RAW RECORDS
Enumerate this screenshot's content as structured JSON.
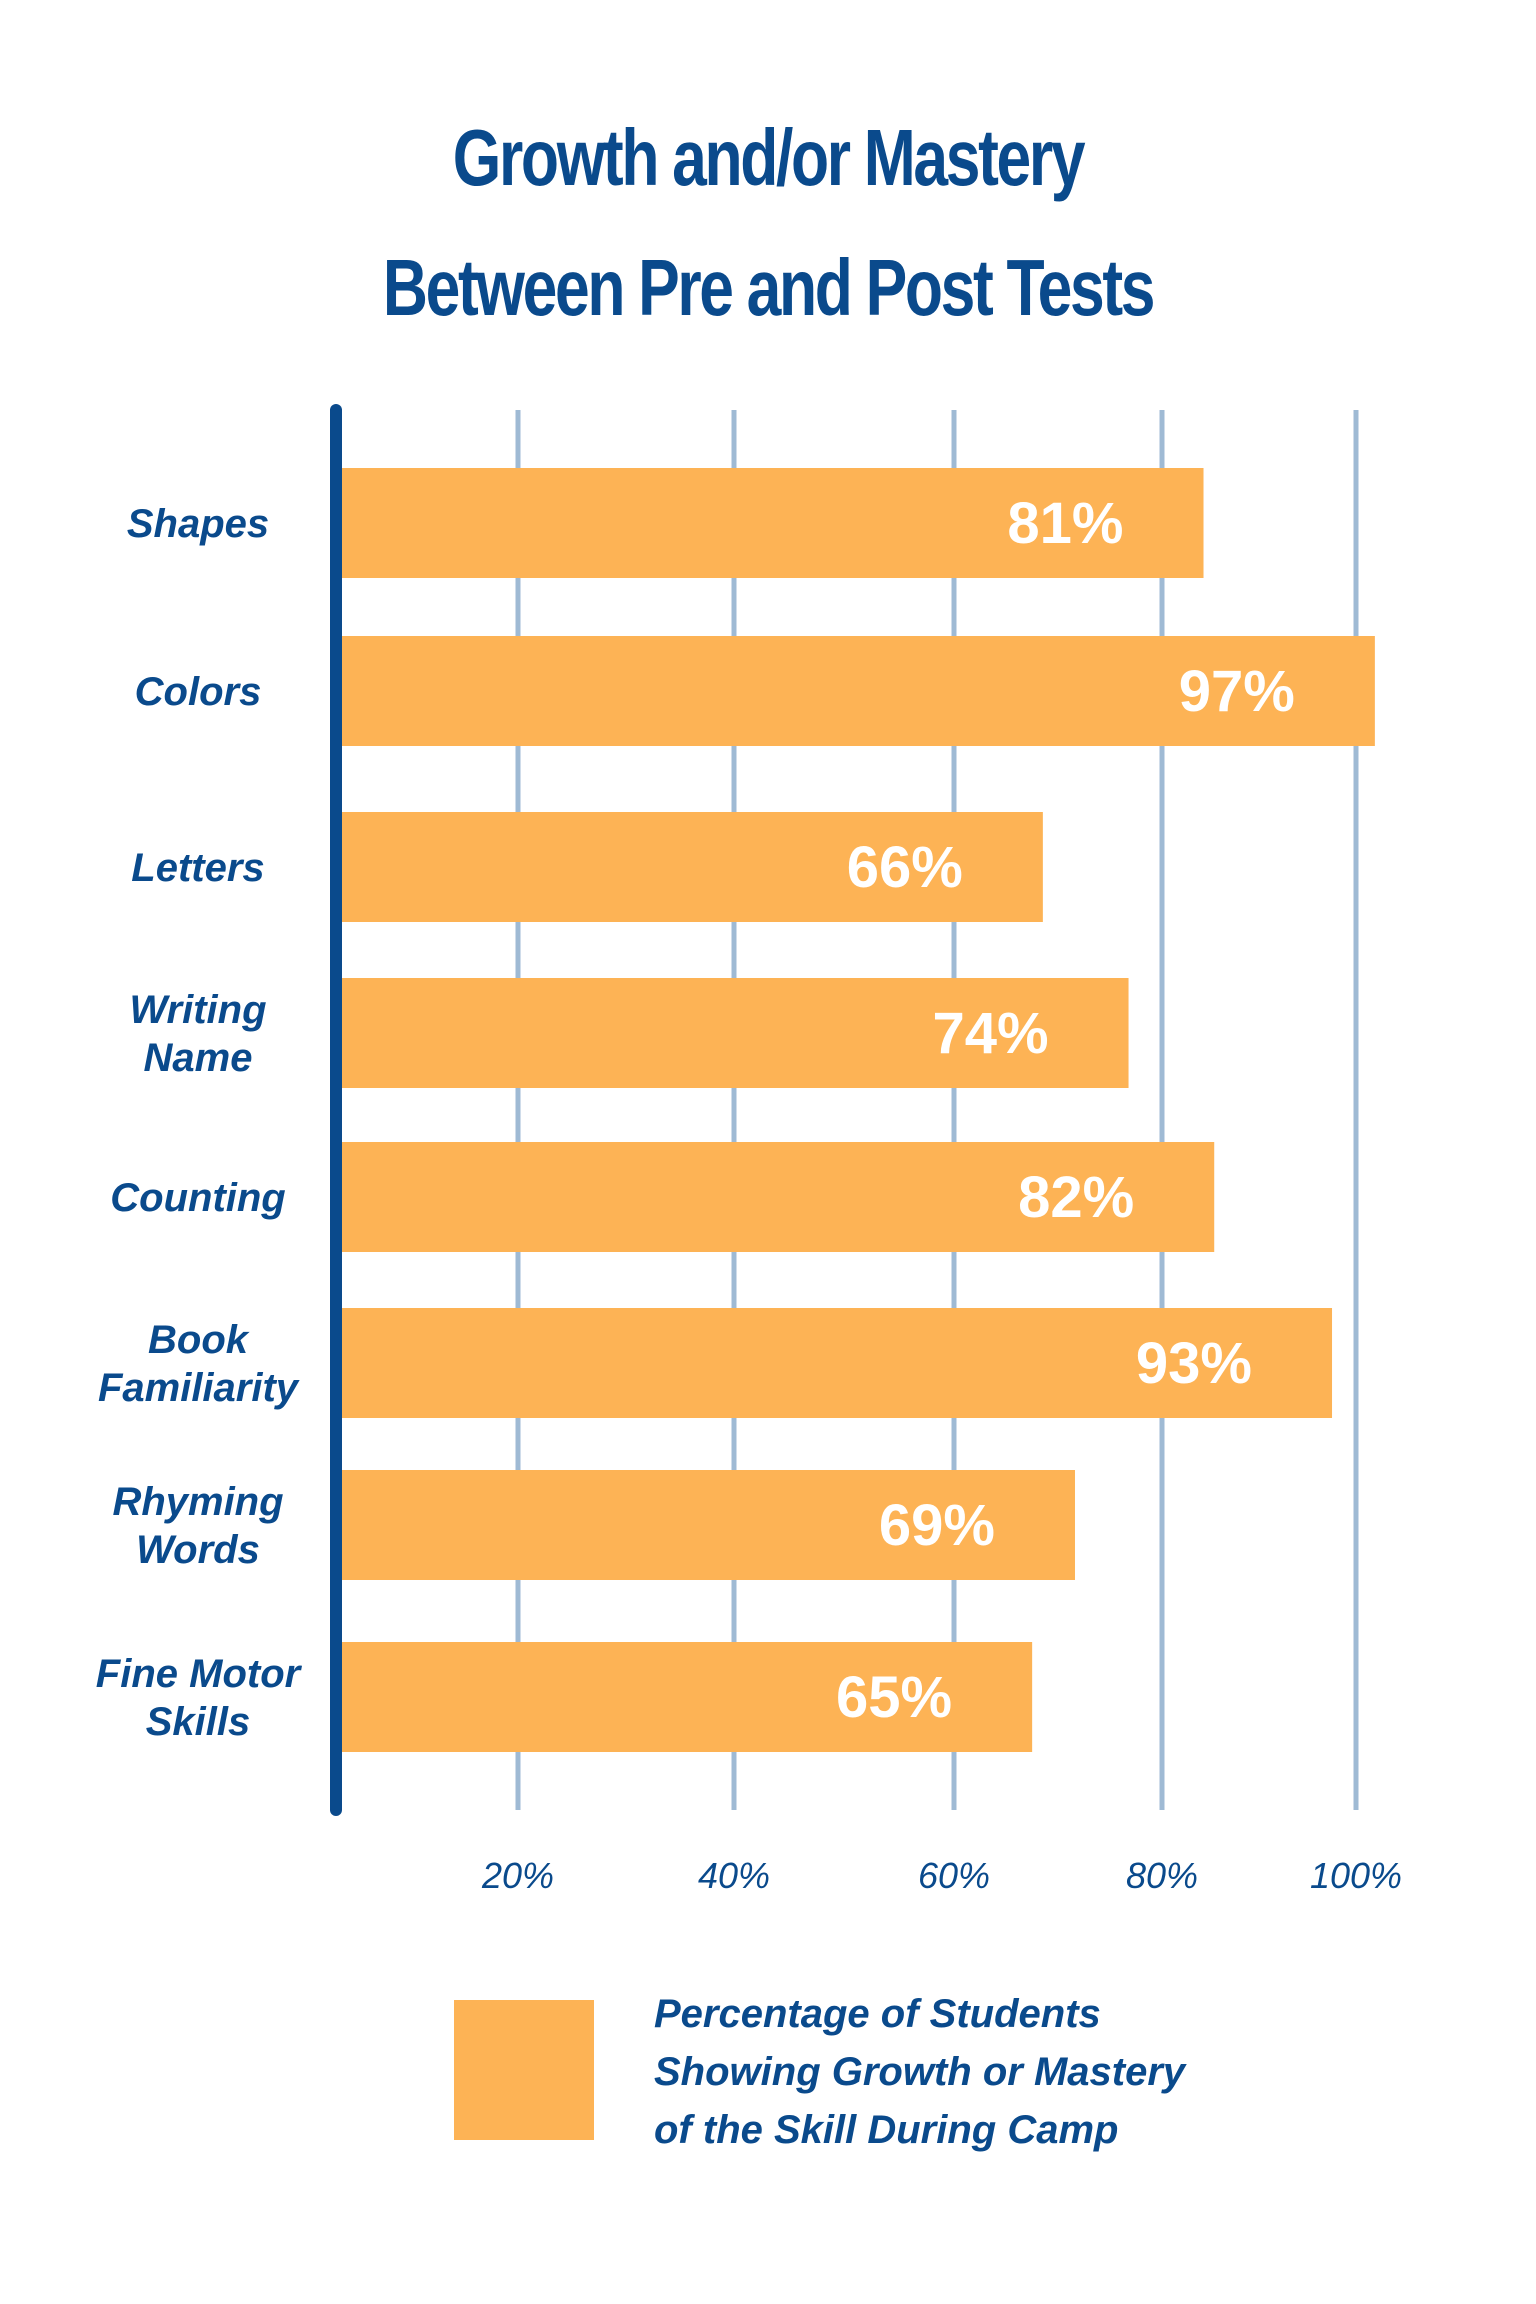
{
  "title_lines": [
    "Growth and/or Mastery",
    "Between Pre and Post Tests"
  ],
  "colors": {
    "bar": "#fdb355",
    "axis": "#0a4a8c",
    "grid": "#9fbad4",
    "value_text": "#ffffff"
  },
  "chart_data": {
    "type": "bar",
    "orientation": "horizontal",
    "title": "Growth and/or Mastery Between Pre and Post Tests",
    "categories": [
      [
        "Shapes"
      ],
      [
        "Colors"
      ],
      [
        "Letters"
      ],
      [
        "Writing",
        "Name"
      ],
      [
        "Counting"
      ],
      [
        "Book",
        "Familiarity"
      ],
      [
        "Rhyming",
        "Words"
      ],
      [
        "Fine Motor",
        "Skills"
      ]
    ],
    "values": [
      81,
      97,
      66,
      74,
      82,
      93,
      69,
      65
    ],
    "value_labels": [
      "81%",
      "97%",
      "66%",
      "74%",
      "82%",
      "93%",
      "69%",
      "65%"
    ],
    "xlim": [
      0,
      100
    ],
    "x_ticks": [
      20,
      40,
      60,
      80,
      100
    ],
    "x_tick_labels": [
      "20%",
      "40%",
      "60%",
      "80%",
      "100%"
    ],
    "grid": true,
    "legend": {
      "position": "bottom",
      "label_lines": [
        "Percentage of Students",
        "Showing Growth or Mastery",
        "of the Skill During Camp"
      ]
    }
  }
}
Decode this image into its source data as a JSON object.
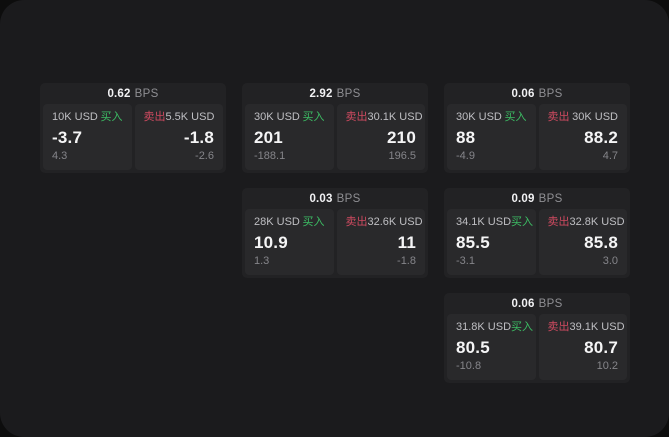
{
  "labels": {
    "bps_unit": "BPS",
    "buy": "买入",
    "sell": "卖出"
  },
  "colors": {
    "buy_green": "#3cbd64",
    "sell_red": "#cf4a60"
  },
  "cards": [
    {
      "bps": "0.62",
      "buy": {
        "amount": "10K USD",
        "value": "-3.7",
        "sub": "4.3"
      },
      "sell": {
        "amount": "5.5K USD",
        "value": "-1.8",
        "sub": "-2.6"
      }
    },
    {
      "bps": "2.92",
      "buy": {
        "amount": "30K USD",
        "value": "201",
        "sub": "-188.1"
      },
      "sell": {
        "amount": "30.1K USD",
        "value": "210",
        "sub": "196.5"
      }
    },
    {
      "bps": "0.06",
      "buy": {
        "amount": "30K USD",
        "value": "88",
        "sub": "-4.9"
      },
      "sell": {
        "amount": "30K USD",
        "value": "88.2",
        "sub": "4.7"
      }
    },
    {
      "bps": "0.03",
      "buy": {
        "amount": "28K USD",
        "value": "10.9",
        "sub": "1.3"
      },
      "sell": {
        "amount": "32.6K USD",
        "value": "11",
        "sub": "-1.8"
      }
    },
    {
      "bps": "0.09",
      "buy": {
        "amount": "34.1K USD",
        "value": "85.5",
        "sub": "-3.1"
      },
      "sell": {
        "amount": "32.8K USD",
        "value": "85.8",
        "sub": "3.0"
      }
    },
    {
      "bps": "0.06",
      "buy": {
        "amount": "31.8K USD",
        "value": "80.5",
        "sub": "-10.8"
      },
      "sell": {
        "amount": "39.1K USD",
        "value": "80.7",
        "sub": "10.2"
      }
    }
  ]
}
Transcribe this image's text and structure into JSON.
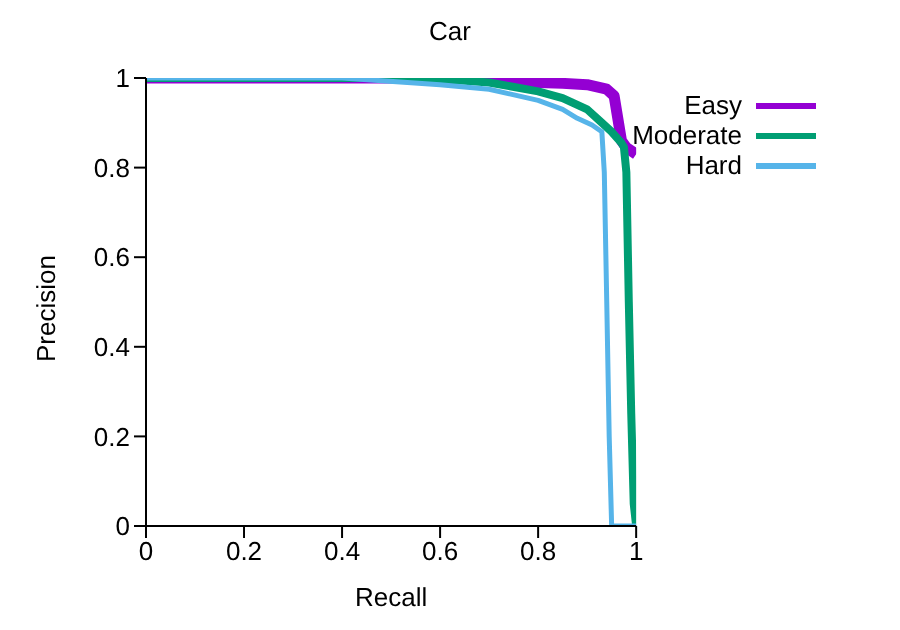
{
  "chart_data": {
    "type": "line",
    "title": "Car",
    "xlabel": "Recall",
    "ylabel": "Precision",
    "xlim": [
      0,
      1
    ],
    "ylim": [
      0,
      1
    ],
    "xticks": [
      0,
      0.2,
      0.4,
      0.6,
      0.8,
      1
    ],
    "yticks": [
      0,
      0.2,
      0.4,
      0.6,
      0.8,
      1
    ],
    "grid": false,
    "legend": "top right",
    "marker": "none",
    "line_style": "solid",
    "series": [
      {
        "name": "Easy",
        "color": "#9400d3",
        "x": [
          0,
          0.5,
          0.76,
          0.8,
          0.85,
          0.9,
          0.94,
          0.955,
          0.97,
          0.98,
          1
        ],
        "values": [
          1,
          1,
          0.998,
          0.99,
          0.988,
          0.985,
          0.975,
          0.96,
          0.86,
          0.845,
          0.83
        ]
      },
      {
        "name": "Moderate",
        "color": "#009e73",
        "x": [
          0,
          0.5,
          0.6,
          0.7,
          0.8,
          0.85,
          0.9,
          0.93,
          0.95,
          0.97,
          0.975,
          0.98,
          0.985,
          0.99,
          0.995,
          1
        ],
        "values": [
          1,
          1,
          0.998,
          0.99,
          0.97,
          0.955,
          0.93,
          0.9,
          0.88,
          0.855,
          0.846,
          0.79,
          0.5,
          0.25,
          0.05,
          0
        ]
      },
      {
        "name": "Hard",
        "color": "#56b4e9",
        "x": [
          0,
          0.4,
          0.6,
          0.7,
          0.8,
          0.85,
          0.88,
          0.91,
          0.93,
          0.935,
          0.94,
          0.945,
          0.95,
          1
        ],
        "values": [
          1,
          1,
          0.985,
          0.975,
          0.95,
          0.93,
          0.91,
          0.895,
          0.88,
          0.79,
          0.5,
          0.2,
          0,
          0
        ]
      }
    ]
  }
}
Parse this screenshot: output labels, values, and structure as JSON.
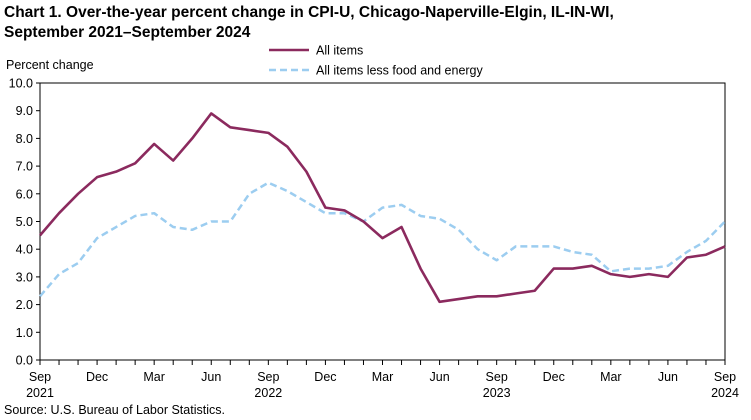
{
  "chart_data": {
    "type": "line",
    "title_line1": "Chart 1. Over-the-year percent change in CPI-U, Chicago-Naperville-Elgin,  IL-IN-WI,",
    "title_line2": "September 2021–September 2024",
    "ylabel": "Percent change",
    "xlabel": "",
    "ylim": [
      0,
      10
    ],
    "yticks": [
      "0.0",
      "1.0",
      "2.0",
      "3.0",
      "4.0",
      "5.0",
      "6.0",
      "7.0",
      "8.0",
      "9.0",
      "10.0"
    ],
    "x": [
      "Sep 2021",
      "Oct 2021",
      "Nov 2021",
      "Dec 2021",
      "Jan 2022",
      "Feb 2022",
      "Mar 2022",
      "Apr 2022",
      "May 2022",
      "Jun 2022",
      "Jul 2022",
      "Aug 2022",
      "Sep 2022",
      "Oct 2022",
      "Nov 2022",
      "Dec 2022",
      "Jan 2023",
      "Feb 2023",
      "Mar 2023",
      "Apr 2023",
      "May 2023",
      "Jun 2023",
      "Jul 2023",
      "Aug 2023",
      "Sep 2023",
      "Oct 2023",
      "Nov 2023",
      "Dec 2023",
      "Jan 2024",
      "Feb 2024",
      "Mar 2024",
      "Apr 2024",
      "May 2024",
      "Jun 2024",
      "Jul 2024",
      "Aug 2024",
      "Sep 2024"
    ],
    "xtick_labels": [
      {
        "index": 0,
        "month": "Sep",
        "year": "2021"
      },
      {
        "index": 3,
        "month": "Dec",
        "year": ""
      },
      {
        "index": 6,
        "month": "Mar",
        "year": ""
      },
      {
        "index": 9,
        "month": "Jun",
        "year": ""
      },
      {
        "index": 12,
        "month": "Sep",
        "year": "2022"
      },
      {
        "index": 15,
        "month": "Dec",
        "year": ""
      },
      {
        "index": 18,
        "month": "Mar",
        "year": ""
      },
      {
        "index": 21,
        "month": "Jun",
        "year": ""
      },
      {
        "index": 24,
        "month": "Sep",
        "year": "2023"
      },
      {
        "index": 27,
        "month": "Dec",
        "year": ""
      },
      {
        "index": 30,
        "month": "Mar",
        "year": ""
      },
      {
        "index": 33,
        "month": "Jun",
        "year": ""
      },
      {
        "index": 36,
        "month": "Sep",
        "year": "2024"
      }
    ],
    "series": [
      {
        "name": "All items",
        "color": "#8b2a5e",
        "style": "solid",
        "values": [
          4.5,
          5.3,
          6.0,
          6.6,
          6.8,
          7.1,
          7.8,
          7.2,
          8.0,
          8.9,
          8.4,
          8.3,
          8.2,
          7.7,
          6.8,
          5.5,
          5.4,
          5.0,
          4.4,
          4.8,
          3.3,
          2.1,
          2.2,
          2.3,
          2.3,
          2.4,
          2.5,
          3.3,
          3.3,
          3.4,
          3.1,
          3.0,
          3.1,
          3.0,
          3.7,
          3.8,
          4.1
        ]
      },
      {
        "name": "All items less food and energy",
        "color": "#9ccdf0",
        "style": "dashed",
        "values": [
          2.3,
          3.1,
          3.5,
          4.4,
          4.8,
          5.2,
          5.3,
          4.8,
          4.7,
          5.0,
          5.0,
          6.0,
          6.4,
          6.1,
          5.7,
          5.3,
          5.3,
          5.0,
          5.5,
          5.6,
          5.2,
          5.1,
          4.7,
          4.0,
          3.6,
          4.1,
          4.1,
          4.1,
          3.9,
          3.8,
          3.2,
          3.3,
          3.3,
          3.4,
          3.9,
          4.3,
          5.0
        ]
      }
    ],
    "legend": "top-center",
    "grid": false
  },
  "source": "Source: U.S. Bureau  of Labor Statistics."
}
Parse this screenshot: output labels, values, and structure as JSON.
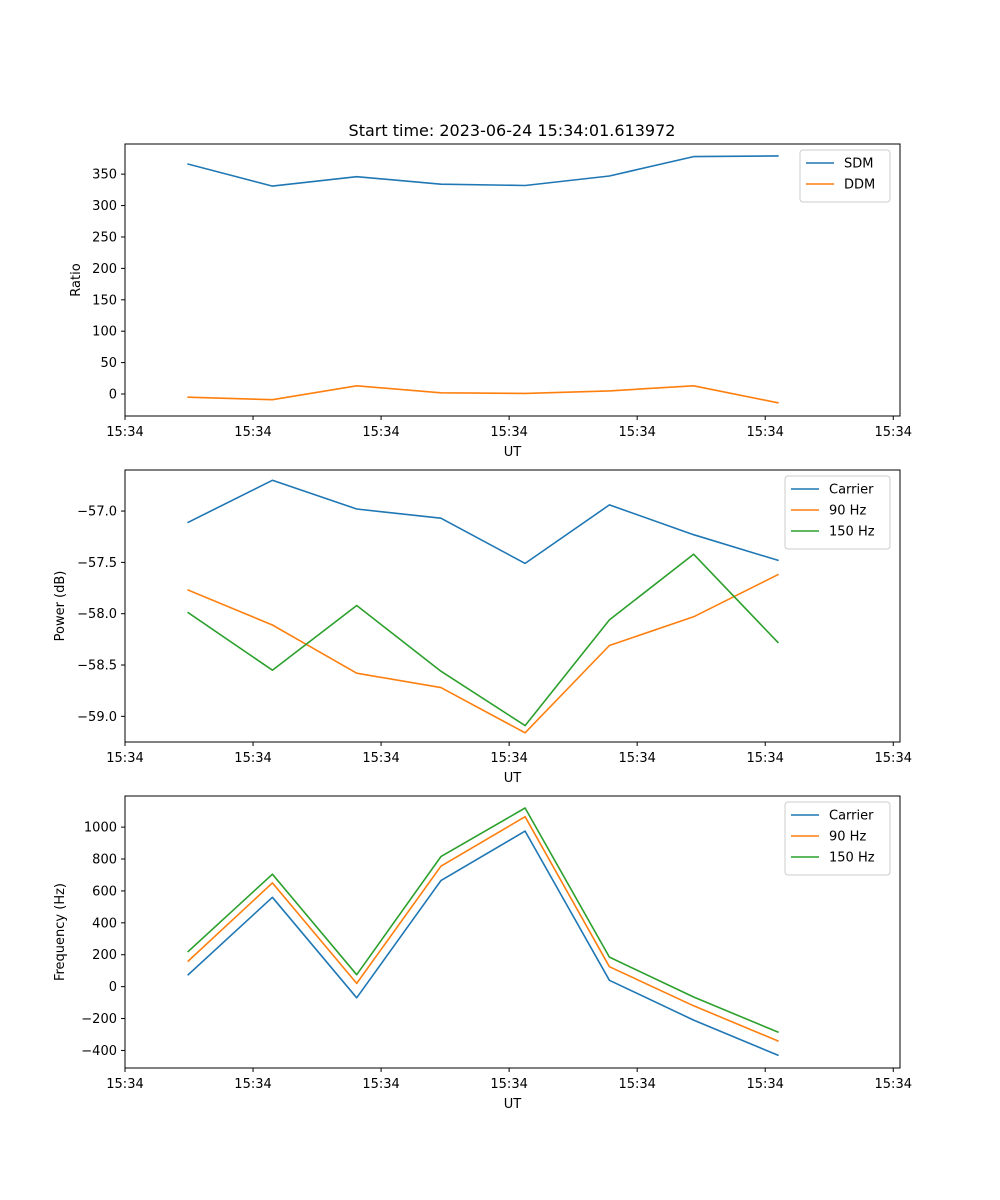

TASK OBJECTIVE
Gather every line from the entries above where the word "Growth" appears, and copy them.

THE SOLUTION
    "Growth and/or Mastery",
    "title": "Growth and/or Mastery Between Pre and Post Tests",
        "Showing Growth or Mastery",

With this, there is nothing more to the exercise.